_WRITTEN EXERCISE_. Return each line of the records below that contains the string "page", matching case exactly.

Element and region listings
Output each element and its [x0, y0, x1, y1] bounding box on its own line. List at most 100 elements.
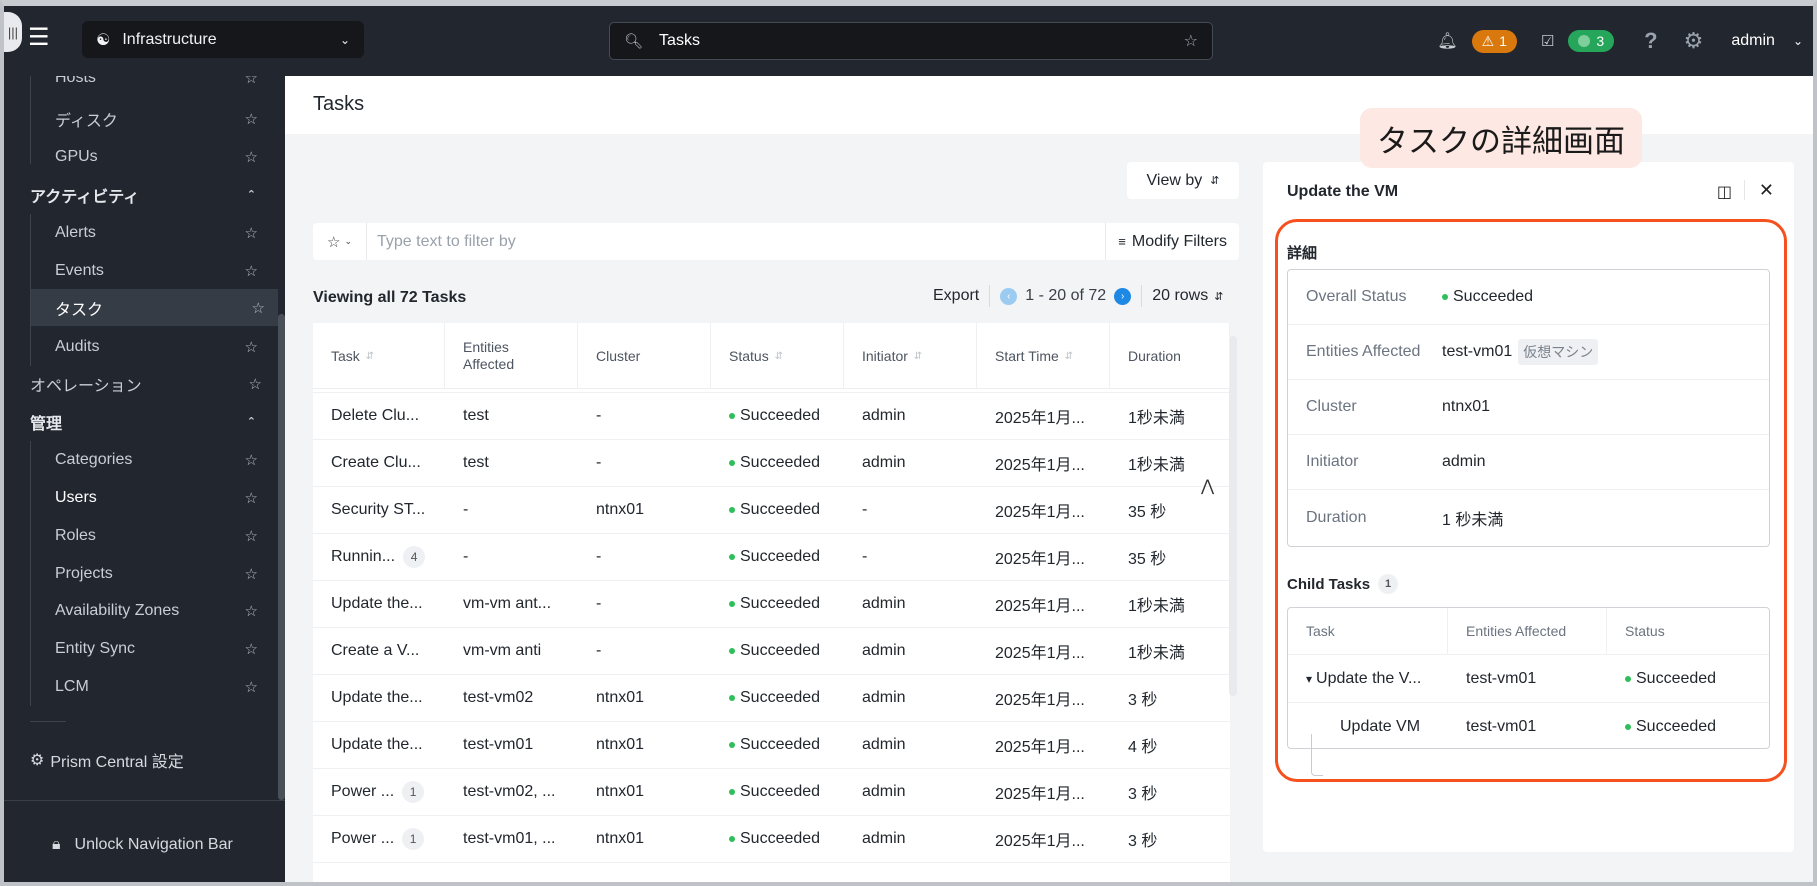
- modify-filters-button[interactable]: ≡ Modify Filters: [1105, 223, 1239, 260]
- table-row[interactable]: Delete Clu... test - Succeeded admin 2025年1月.…: [313, 393, 1230, 440]
- sidebar-item-tasks[interactable]: タスク ☆: [31, 289, 278, 326]
- view-by-button[interactable]: View by ⇵: [1127, 162, 1239, 199]
- sort-icon[interactable]: ⇵: [366, 348, 374, 365]
- column-header[interactable]: Task ⇵: [313, 323, 445, 389]
- export-button[interactable]: Export: [933, 287, 979, 305]
- star-icon[interactable]: ☆: [245, 678, 258, 696]
- hamburger-menu-icon[interactable]: ☰: [28, 26, 50, 50]
- sidebar-item-gpus[interactable]: GPUs ☆: [4, 138, 274, 175]
- child-task-cell[interactable]: ▾ Update the V...: [1288, 670, 1448, 688]
- sidebar-item-events[interactable]: Events ☆: [4, 252, 274, 289]
- column-header[interactable]: Duration: [1110, 323, 1230, 389]
- sidebar-item-alerts[interactable]: Alerts ☆: [4, 214, 274, 251]
- sort-icon[interactable]: ⇵: [914, 348, 922, 365]
- star-icon[interactable]: ☆: [245, 640, 258, 658]
- column-header[interactable]: Start Time ⇵: [977, 323, 1110, 389]
- table-row[interactable]: Update the... test-vm02 ntnx01 Succeeded adm…: [313, 675, 1230, 722]
- help-icon[interactable]: ?: [1644, 28, 1657, 54]
- sidebar-item-users[interactable]: Users ☆: [4, 479, 274, 516]
- star-icon[interactable]: ☆: [245, 262, 258, 280]
- star-icon[interactable]: ☆: [245, 489, 258, 507]
- panel-grip-handle[interactable]: |||: [4, 12, 22, 52]
- table-row[interactable]: Create Clu... test - Succeeded admin 2025年1月.…: [313, 440, 1230, 487]
- panel-title: Update the VM: [1287, 183, 1399, 200]
- sidebar-item-roles[interactable]: Roles ☆: [4, 517, 274, 554]
- sidebar-item-hosts[interactable]: Hosts ☆: [4, 76, 274, 96]
- table-row[interactable]: Update the... test-vm01 ntnx01 Succeeded adm…: [313, 722, 1230, 769]
- bell-icon[interactable]: 🔔︎: [1437, 31, 1457, 51]
- star-icon[interactable]: ☆: [245, 224, 258, 242]
- user-menu[interactable]: admin: [1731, 32, 1775, 50]
- tasks-clipboard-icon[interactable]: ☑: [1541, 32, 1554, 50]
- sidebar-item-availability-zones[interactable]: Availability Zones ☆: [4, 592, 274, 629]
- cell-task[interactable]: Power ... 1: [313, 781, 445, 803]
- sidebar-item-projects[interactable]: Projects ☆: [4, 555, 274, 592]
- table-scrollbar[interactable]: [1229, 336, 1237, 696]
- cell-task[interactable]: Update the...: [313, 595, 445, 613]
- sidebar-item-entity-sync[interactable]: Entity Sync ☆: [4, 630, 274, 667]
- filter-input[interactable]: [367, 232, 1106, 251]
- global-search[interactable]: 🔍︎ Tasks ☆: [609, 22, 1213, 60]
- table-row[interactable]: Power ... 1 test-vm01, ... ntnx01 Succeeded a…: [313, 816, 1230, 863]
- cell-entities-text: -: [463, 501, 469, 518]
- star-icon[interactable]: ☆: [245, 602, 258, 620]
- sidebar-item-audits[interactable]: Audits ☆: [4, 328, 274, 365]
- star-icon[interactable]: ☆: [252, 299, 265, 317]
- saved-filters-star-button[interactable]: ☆ ⌄: [313, 223, 367, 260]
- previous-page-icon[interactable]: ‹: [1000, 287, 1018, 305]
- sort-icon[interactable]: ⇵: [1065, 348, 1073, 365]
- star-icon[interactable]: ☆: [245, 565, 258, 583]
- search-input[interactable]: Tasks: [659, 32, 700, 50]
- cell-task[interactable]: Power ... 1: [313, 828, 445, 850]
- sidebar-group-activity[interactable]: アクティビティ ⌃: [30, 176, 278, 213]
- cell-task[interactable]: Update the...: [313, 689, 445, 707]
- sidebar-scrollbar[interactable]: [278, 314, 285, 800]
- sidebar-item-disks[interactable]: ディスク ☆: [4, 100, 274, 137]
- sidebar-item-operations[interactable]: オペレーション ☆: [30, 365, 278, 402]
- expand-panel-icon[interactable]: ◫: [1717, 182, 1732, 202]
- column-header[interactable]: Initiator ⇵: [844, 323, 977, 389]
- star-icon[interactable]: ☆: [1184, 31, 1198, 51]
- alerts-badge[interactable]: ⚠ 1: [1471, 29, 1517, 53]
- sidebar-item-categories[interactable]: Categories ☆: [4, 441, 274, 478]
- table-row[interactable]: Power ... 1 test-vm02, ... ntnx01 Succeeded a…: [313, 769, 1230, 816]
- cell-task[interactable]: Update the...: [313, 736, 445, 754]
- star-icon[interactable]: ☆: [245, 76, 258, 87]
- tasks-badge[interactable]: 3: [1568, 30, 1615, 52]
- cell-task[interactable]: Security ST...: [313, 501, 445, 519]
- rows-per-page-select[interactable]: 20 rows: [1152, 287, 1208, 305]
- child-tasks-heading: Child Tasks 1: [1287, 574, 1399, 594]
- cell-task[interactable]: Create Clu...: [313, 454, 445, 472]
- sort-icon[interactable]: ⇵: [775, 348, 783, 365]
- sidebar-group-admin[interactable]: 管理 ⌃: [30, 403, 278, 440]
- star-icon[interactable]: ☆: [245, 338, 258, 356]
- table-row[interactable]: Update the... vm-vm ant... - Succeeded admin…: [313, 581, 1230, 628]
- column-header[interactable]: Status ⇵: [711, 323, 844, 389]
- column-header[interactable]: Entities Affected: [445, 323, 578, 389]
- table-row[interactable]: Create a V... vm-vm anti - Succeeded admin 20…: [313, 628, 1230, 675]
- running-dot-icon: [1578, 35, 1591, 47]
- sidebar-item-lcm[interactable]: LCM ☆: [4, 668, 274, 705]
- cell-task[interactable]: Delete Clu...: [313, 407, 445, 425]
- child-task-row[interactable]: ▾ Update the V... test-vm01 Succeeded: [1288, 655, 1769, 703]
- cell-task[interactable]: Runnin... 4: [313, 546, 445, 568]
- close-icon[interactable]: ✕: [1759, 180, 1774, 201]
- cell-task[interactable]: Create a V...: [313, 642, 445, 660]
- star-icon[interactable]: ☆: [245, 148, 258, 166]
- unlock-navigation-button[interactable]: 🔒︎ Unlock Navigation Bar: [52, 836, 233, 854]
- table-row[interactable]: Runnin... 4 - - Succeeded - 2025年1月... 35 秒: [313, 534, 1230, 581]
- star-icon[interactable]: ☆: [245, 527, 258, 545]
- collapse-caret-icon[interactable]: ▾: [1306, 672, 1312, 686]
- detail-value-text[interactable]: test-vm01: [1442, 343, 1512, 361]
- next-page-icon[interactable]: ›: [1114, 287, 1132, 305]
- star-icon[interactable]: ☆: [245, 110, 258, 128]
- column-header[interactable]: Cluster: [578, 323, 711, 389]
- table-row[interactable]: Security ST... - ntnx01 Succeeded - 2025年1月..…: [313, 487, 1230, 534]
- app-switcher[interactable]: ☯ Infrastructure ⌄: [82, 21, 364, 58]
- prism-central-settings[interactable]: ⚙ Prism Central 設定: [30, 748, 184, 772]
- star-icon[interactable]: ☆: [245, 451, 258, 469]
- chevron-down-icon[interactable]: ⌄: [1793, 34, 1803, 48]
- child-task-row[interactable]: Update VM test-vm01 Succeeded: [1288, 703, 1769, 751]
- gear-icon[interactable]: ⚙: [1684, 28, 1704, 54]
- star-icon[interactable]: ☆: [249, 375, 262, 393]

_OUTPUT FOR THIS EXERCISE_.
- previous-page-icon[interactable]: ‹: [1000, 287, 1018, 305]
- rows-per-page-select[interactable]: 20 rows: [1152, 287, 1208, 305]
- next-page-icon[interactable]: ›: [1114, 287, 1132, 305]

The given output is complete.